## EXTRAIT DU DOCUMENT
■ ■ ■ ■ ■ ■ ■

La plupart des soldats demeurés à Carthage avaient parmi les insurgés, qui un parent, qui un camarade, les relations ne manquaient pas d'un camp à l'autre. Germanus se servit de ce moyen pour ramener les égarés. Il multiplia les prévenances envers ses hommes et les assura que l'objet de sa mission était de protéger les soldats contre leurs oppresseurs. Ces paroles se redirent chez l'adversaire ; peu à peu les défections se produisirent autour de Stotzas. Germanus accueillait les transfuges avec empressement, loin de leur adresser aucun reproche ; il leur comptait même leur solde pour le temps où ils avaient combattu contre les Romains. Aussi fut-il bientôt dans Carthage à la tête de contingents suffisants pour entreprendre une lutte à peu près égale. Il devait ce résultat à sa prudente tactique ; et le continuateur de la Chronique de Marcellin ne fait que rendre hommage à la vérité lorsqu'il écrit, à l'année 536 : Germanus in Africa feliciter administrat[13].

■ ■ ■ ■ ■ ■ ■

## MATÉRIEL RECUEILLI
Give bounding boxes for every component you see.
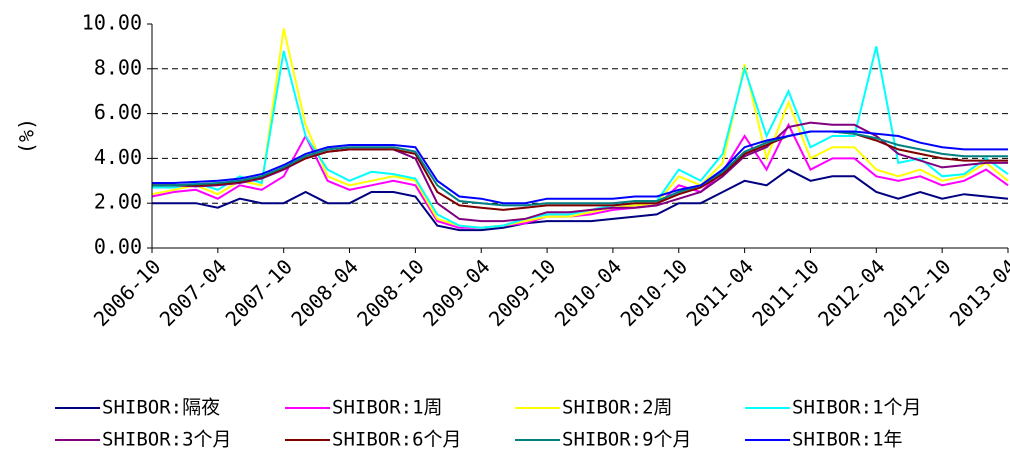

■ ■ ■ ■ ■ ■ ■

## CONSIGNE 1
Reformulez sous forme de liste le paragraphe de l'extrait qui commence par « La plupart des soldats demeurés à Carthage ». Conservez-en les faits principaux.
## CONSIGNE 2
Selon l'extrait, pour quelle période Germanus payait-il leur solde aux transfuges ?

## RÉPONSE COMPLÈTE 1
- La plupart des soldats restés à Carthage avaient un parent ou un camarade chez les insurgés.
- Germanus s'appuya sur ces liens pour ramener les égarés.
- Il se montra plein d'attentions envers ses hommes et affirma que sa mission était de protéger les soldats contre leurs oppresseurs.
- Ces paroles furent répétées dans le camp adverse et provoquèrent peu à peu des défections autour de Stotzas.
- Germanus accueillait les transfuges avec empressement, sans leur adresser de reproches, et leur payait même leur solde pour la période où ils avaient combattu contre les Romains.
- Il disposa bientôt, dans Carthage, de forces suffisantes pour une lutte à peu près égale, grâce à sa prudente tactique.
- Le continuateur de la Chronique de Marcellin lui rend hommage à l'année 536 : « Germanus in Africa feliciter administrat ».

## RÉPONSE COMPLÈTE 2
Pour le temps où ils avaient combattu contre les Romains.